STATED PROBLEM: Reproduce all of the data that follows, character for character.

.....

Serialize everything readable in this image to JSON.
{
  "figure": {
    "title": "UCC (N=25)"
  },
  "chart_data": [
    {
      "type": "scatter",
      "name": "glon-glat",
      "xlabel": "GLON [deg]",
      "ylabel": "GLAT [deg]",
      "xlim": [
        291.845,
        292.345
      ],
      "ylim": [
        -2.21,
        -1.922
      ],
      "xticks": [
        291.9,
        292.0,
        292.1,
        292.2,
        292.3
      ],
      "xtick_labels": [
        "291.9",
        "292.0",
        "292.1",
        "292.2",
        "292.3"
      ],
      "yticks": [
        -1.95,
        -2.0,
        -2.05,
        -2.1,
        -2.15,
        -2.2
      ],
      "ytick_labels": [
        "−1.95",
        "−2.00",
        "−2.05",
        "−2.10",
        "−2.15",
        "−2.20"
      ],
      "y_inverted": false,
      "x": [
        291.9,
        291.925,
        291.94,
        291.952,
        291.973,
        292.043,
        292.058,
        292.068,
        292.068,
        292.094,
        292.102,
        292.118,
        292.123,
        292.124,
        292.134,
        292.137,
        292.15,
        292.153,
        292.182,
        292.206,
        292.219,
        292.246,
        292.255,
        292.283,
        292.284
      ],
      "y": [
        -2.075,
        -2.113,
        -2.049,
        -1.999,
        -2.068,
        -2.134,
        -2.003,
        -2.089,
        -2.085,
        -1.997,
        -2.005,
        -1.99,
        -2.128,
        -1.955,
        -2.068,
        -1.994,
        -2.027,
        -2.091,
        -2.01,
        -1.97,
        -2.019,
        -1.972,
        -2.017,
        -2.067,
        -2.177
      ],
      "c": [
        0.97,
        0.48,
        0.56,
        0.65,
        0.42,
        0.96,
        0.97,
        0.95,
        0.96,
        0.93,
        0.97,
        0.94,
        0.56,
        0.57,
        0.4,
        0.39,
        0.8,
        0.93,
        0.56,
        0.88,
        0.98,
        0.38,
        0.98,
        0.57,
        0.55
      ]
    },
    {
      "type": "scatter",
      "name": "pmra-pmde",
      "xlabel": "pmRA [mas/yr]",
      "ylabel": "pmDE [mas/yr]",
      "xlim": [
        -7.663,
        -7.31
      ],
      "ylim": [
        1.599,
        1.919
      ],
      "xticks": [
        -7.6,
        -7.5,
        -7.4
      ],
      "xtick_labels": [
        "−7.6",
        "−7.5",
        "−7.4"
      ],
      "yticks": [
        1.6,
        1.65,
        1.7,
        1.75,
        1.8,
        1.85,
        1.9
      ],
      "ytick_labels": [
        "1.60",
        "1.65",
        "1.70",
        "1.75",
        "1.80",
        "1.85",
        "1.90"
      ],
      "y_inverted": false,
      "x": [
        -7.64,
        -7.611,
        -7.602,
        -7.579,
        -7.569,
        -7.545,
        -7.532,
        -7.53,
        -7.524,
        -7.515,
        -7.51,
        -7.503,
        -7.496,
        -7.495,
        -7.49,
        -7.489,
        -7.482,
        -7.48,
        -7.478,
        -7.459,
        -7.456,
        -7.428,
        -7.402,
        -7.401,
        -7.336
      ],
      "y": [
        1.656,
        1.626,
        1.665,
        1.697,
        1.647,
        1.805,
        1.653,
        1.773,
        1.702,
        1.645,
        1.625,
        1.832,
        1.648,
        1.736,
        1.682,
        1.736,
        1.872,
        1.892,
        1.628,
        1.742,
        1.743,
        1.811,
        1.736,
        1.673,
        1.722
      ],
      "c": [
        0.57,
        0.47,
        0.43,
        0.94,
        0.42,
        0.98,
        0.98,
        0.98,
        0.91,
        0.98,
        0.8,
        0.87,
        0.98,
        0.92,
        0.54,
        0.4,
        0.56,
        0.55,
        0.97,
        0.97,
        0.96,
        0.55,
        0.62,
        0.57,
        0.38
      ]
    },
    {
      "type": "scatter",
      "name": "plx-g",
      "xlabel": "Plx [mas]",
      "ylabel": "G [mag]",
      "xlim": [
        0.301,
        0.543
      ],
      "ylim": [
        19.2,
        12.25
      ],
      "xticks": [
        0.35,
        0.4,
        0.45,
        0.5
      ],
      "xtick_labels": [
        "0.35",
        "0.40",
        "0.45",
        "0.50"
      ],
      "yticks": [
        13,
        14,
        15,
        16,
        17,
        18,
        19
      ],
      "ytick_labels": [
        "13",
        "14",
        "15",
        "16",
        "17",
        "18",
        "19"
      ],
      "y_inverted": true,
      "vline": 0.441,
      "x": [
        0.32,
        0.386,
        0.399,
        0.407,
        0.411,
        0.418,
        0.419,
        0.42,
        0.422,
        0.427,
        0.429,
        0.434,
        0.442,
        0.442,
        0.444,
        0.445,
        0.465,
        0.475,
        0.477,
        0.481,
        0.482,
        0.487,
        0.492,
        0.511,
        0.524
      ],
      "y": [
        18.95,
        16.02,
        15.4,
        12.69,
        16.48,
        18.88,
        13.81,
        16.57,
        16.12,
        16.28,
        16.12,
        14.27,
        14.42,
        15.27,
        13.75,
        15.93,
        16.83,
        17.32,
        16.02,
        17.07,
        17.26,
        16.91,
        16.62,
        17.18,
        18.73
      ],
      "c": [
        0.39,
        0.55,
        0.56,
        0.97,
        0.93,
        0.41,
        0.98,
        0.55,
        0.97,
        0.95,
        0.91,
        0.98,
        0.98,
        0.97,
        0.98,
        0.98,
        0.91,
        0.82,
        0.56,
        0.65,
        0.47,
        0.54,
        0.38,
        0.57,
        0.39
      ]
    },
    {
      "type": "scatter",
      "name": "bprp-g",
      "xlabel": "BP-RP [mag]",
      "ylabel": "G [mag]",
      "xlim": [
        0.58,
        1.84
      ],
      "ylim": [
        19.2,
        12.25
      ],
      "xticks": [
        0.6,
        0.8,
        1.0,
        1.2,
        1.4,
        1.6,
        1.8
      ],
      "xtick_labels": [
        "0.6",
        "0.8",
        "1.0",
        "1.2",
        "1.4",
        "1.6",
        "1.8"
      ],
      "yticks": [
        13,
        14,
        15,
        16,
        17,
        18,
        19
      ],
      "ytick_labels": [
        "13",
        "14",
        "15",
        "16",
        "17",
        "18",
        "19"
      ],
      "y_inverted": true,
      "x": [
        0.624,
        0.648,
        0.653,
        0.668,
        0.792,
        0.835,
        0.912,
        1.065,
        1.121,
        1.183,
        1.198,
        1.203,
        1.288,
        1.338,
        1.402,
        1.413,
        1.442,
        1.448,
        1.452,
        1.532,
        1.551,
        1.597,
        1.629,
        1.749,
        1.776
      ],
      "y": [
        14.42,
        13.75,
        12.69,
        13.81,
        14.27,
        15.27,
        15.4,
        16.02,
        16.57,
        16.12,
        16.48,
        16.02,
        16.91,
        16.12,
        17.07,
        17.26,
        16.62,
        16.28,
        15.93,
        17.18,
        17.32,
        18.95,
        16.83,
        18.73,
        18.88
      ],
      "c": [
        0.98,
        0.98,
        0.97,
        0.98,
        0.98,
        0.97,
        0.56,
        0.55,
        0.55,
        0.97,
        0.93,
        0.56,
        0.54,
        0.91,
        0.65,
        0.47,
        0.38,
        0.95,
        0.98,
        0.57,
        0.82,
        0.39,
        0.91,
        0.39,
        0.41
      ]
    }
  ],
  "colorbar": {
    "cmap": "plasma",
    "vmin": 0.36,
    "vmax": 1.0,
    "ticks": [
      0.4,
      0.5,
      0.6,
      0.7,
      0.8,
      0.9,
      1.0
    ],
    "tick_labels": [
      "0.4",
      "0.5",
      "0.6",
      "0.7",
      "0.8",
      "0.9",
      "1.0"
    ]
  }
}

.....

EXERCISE ANSWER:
Serialize everything readable in this image to JSON.
{
  "figure": {
    "title": "UCC (N=25)"
  },
  "chart_data": [
    {
      "type": "scatter",
      "name": "glon-glat",
      "xlabel": "GLON [deg]",
      "ylabel": "GLAT [deg]",
      "xlim": [
        291.845,
        292.345
      ],
      "ylim": [
        -2.21,
        -1.922
      ],
      "xticks": [
        291.9,
        292.0,
        292.1,
        292.2,
        292.3
      ],
      "xtick_labels": [
        "291.9",
        "292.0",
        "292.1",
        "292.2",
        "292.3"
      ],
      "yticks": [
        -1.95,
        -2.0,
        -2.05,
        -2.1,
        -2.15,
        -2.2
      ],
      "ytick_labels": [
        "−1.95",
        "−2.00",
        "−2.05",
        "−2.10",
        "−2.15",
        "−2.20"
      ],
      "y_inverted": false,
      "x": [
        291.9,
        291.925,
        291.94,
        291.952,
        291.973,
        292.043,
        292.058,
        292.068,
        292.068,
        292.094,
        292.102,
        292.118,
        292.123,
        292.124,
        292.134,
        292.137,
        292.15,
        292.153,
        292.182,
        292.206,
        292.219,
        292.246,
        292.255,
        292.283,
        292.284
      ],
      "y": [
        -2.075,
        -2.113,
        -2.049,
        -1.999,
        -2.068,
        -2.134,
        -2.003,
        -2.089,
        -2.085,
        -1.997,
        -2.005,
        -1.99,
        -2.128,
        -1.955,
        -2.068,
        -1.994,
        -2.027,
        -2.091,
        -2.01,
        -1.97,
        -2.019,
        -1.972,
        -2.017,
        -2.067,
        -2.177
      ],
      "c": [
        0.97,
        0.48,
        0.56,
        0.65,
        0.42,
        0.96,
        0.97,
        0.95,
        0.96,
        0.93,
        0.97,
        0.94,
        0.56,
        0.57,
        0.4,
        0.39,
        0.8,
        0.93,
        0.56,
        0.88,
        0.98,
        0.38,
        0.98,
        0.57,
        0.55
      ]
    },
    {
      "type": "scatter",
      "name": "pmra-pmde",
      "xlabel": "pmRA [mas/yr]",
      "ylabel": "pmDE [mas/yr]",
      "xlim": [
        -7.663,
        -7.31
      ],
      "ylim": [
        1.599,
        1.919
      ],
      "xticks": [
        -7.6,
        -7.5,
        -7.4
      ],
      "xtick_labels": [
        "−7.6",
        "−7.5",
        "−7.4"
      ],
      "yticks": [
        1.6,
        1.65,
        1.7,
        1.75,
        1.8,
        1.85,
        1.9
      ],
      "ytick_labels": [
        "1.60",
        "1.65",
        "1.70",
        "1.75",
        "1.80",
        "1.85",
        "1.90"
      ],
      "y_inverted": false,
      "x": [
        -7.64,
        -7.611,
        -7.602,
        -7.579,
        -7.569,
        -7.545,
        -7.532,
        -7.53,
        -7.524,
        -7.515,
        -7.51,
        -7.503,
        -7.496,
        -7.495,
        -7.49,
        -7.489,
        -7.482,
        -7.48,
        -7.478,
        -7.459,
        -7.456,
        -7.428,
        -7.402,
        -7.401,
        -7.336
      ],
      "y": [
        1.656,
        1.626,
        1.665,
        1.697,
        1.647,
        1.805,
        1.653,
        1.773,
        1.702,
        1.645,
        1.625,
        1.832,
        1.648,
        1.736,
        1.682,
        1.736,
        1.872,
        1.892,
        1.628,
        1.742,
        1.743,
        1.811,
        1.736,
        1.673,
        1.722
      ],
      "c": [
        0.57,
        0.47,
        0.43,
        0.94,
        0.42,
        0.98,
        0.98,
        0.98,
        0.91,
        0.98,
        0.8,
        0.87,
        0.98,
        0.92,
        0.54,
        0.4,
        0.56,
        0.55,
        0.97,
        0.97,
        0.96,
        0.55,
        0.62,
        0.57,
        0.38
      ]
    },
    {
      "type": "scatter",
      "name": "plx-g",
      "xlabel": "Plx [mas]",
      "ylabel": "G [mag]",
      "xlim": [
        0.301,
        0.543
      ],
      "ylim": [
        19.2,
        12.25
      ],
      "xticks": [
        0.35,
        0.4,
        0.45,
        0.5
      ],
      "xtick_labels": [
        "0.35",
        "0.40",
        "0.45",
        "0.50"
      ],
      "yticks": [
        13,
        14,
        15,
        16,
        17,
        18,
        19
      ],
      "ytick_labels": [
        "13",
        "14",
        "15",
        "16",
        "17",
        "18",
        "19"
      ],
      "y_inverted": true,
      "vline": 0.441,
      "x": [
        0.32,
        0.386,
        0.399,
        0.407,
        0.411,
        0.418,
        0.419,
        0.42,
        0.422,
        0.427,
        0.429,
        0.434,
        0.442,
        0.442,
        0.444,
        0.445,
        0.465,
        0.475,
        0.477,
        0.481,
        0.482,
        0.487,
        0.492,
        0.511,
        0.524
      ],
      "y": [
        18.95,
        16.02,
        15.4,
        12.69,
        16.48,
        18.88,
        13.81,
        16.57,
        16.12,
        16.28,
        16.12,
        14.27,
        14.42,
        15.27,
        13.75,
        15.93,
        16.83,
        17.32,
        16.02,
        17.07,
        17.26,
        16.91,
        16.62,
        17.18,
        18.73
      ],
      "c": [
        0.39,
        0.55,
        0.56,
        0.97,
        0.93,
        0.41,
        0.98,
        0.55,
        0.97,
        0.95,
        0.91,
        0.98,
        0.98,
        0.97,
        0.98,
        0.98,
        0.91,
        0.82,
        0.56,
        0.65,
        0.47,
        0.54,
        0.38,
        0.57,
        0.39
      ]
    },
    {
      "type": "scatter",
      "name": "bprp-g",
      "xlabel": "BP-RP [mag]",
      "ylabel": "G [mag]",
      "xlim": [
        0.58,
        1.84
      ],
      "ylim": [
        19.2,
        12.25
      ],
      "xticks": [
        0.6,
        0.8,
        1.0,
        1.2,
        1.4,
        1.6,
        1.8
      ],
      "xtick_labels": [
        "0.6",
        "0.8",
        "1.0",
        "1.2",
        "1.4",
        "1.6",
        "1.8"
      ],
      "yticks": [
        13,
        14,
        15,
        16,
        17,
        18,
        19
      ],
      "ytick_labels": [
        "13",
        "14",
        "15",
        "16",
        "17",
        "18",
        "19"
      ],
      "y_inverted": true,
      "x": [
        0.624,
        0.648,
        0.653,
        0.668,
        0.792,
        0.835,
        0.912,
        1.065,
        1.121,
        1.183,
        1.198,
        1.203,
        1.288,
        1.338,
        1.402,
        1.413,
        1.442,
        1.448,
        1.452,
        1.532,
        1.551,
        1.597,
        1.629,
        1.749,
        1.776
      ],
      "y": [
        14.42,
        13.75,
        12.69,
        13.81,
        14.27,
        15.27,
        15.4,
        16.02,
        16.57,
        16.12,
        16.48,
        16.02,
        16.91,
        16.12,
        17.07,
        17.26,
        16.62,
        16.28,
        15.93,
        17.18,
        17.32,
        18.95,
        16.83,
        18.73,
        18.88
      ],
      "c": [
        0.98,
        0.98,
        0.97,
        0.98,
        0.98,
        0.97,
        0.56,
        0.55,
        0.55,
        0.97,
        0.93,
        0.56,
        0.54,
        0.91,
        0.65,
        0.47,
        0.38,
        0.95,
        0.98,
        0.57,
        0.82,
        0.39,
        0.91,
        0.39,
        0.41
      ]
    }
  ],
  "colorbar": {
    "cmap": "plasma",
    "vmin": 0.36,
    "vmax": 1.0,
    "ticks": [
      0.4,
      0.5,
      0.6,
      0.7,
      0.8,
      0.9,
      1.0
    ],
    "tick_labels": [
      "0.4",
      "0.5",
      "0.6",
      "0.7",
      "0.8",
      "0.9",
      "1.0"
    ]
  }
}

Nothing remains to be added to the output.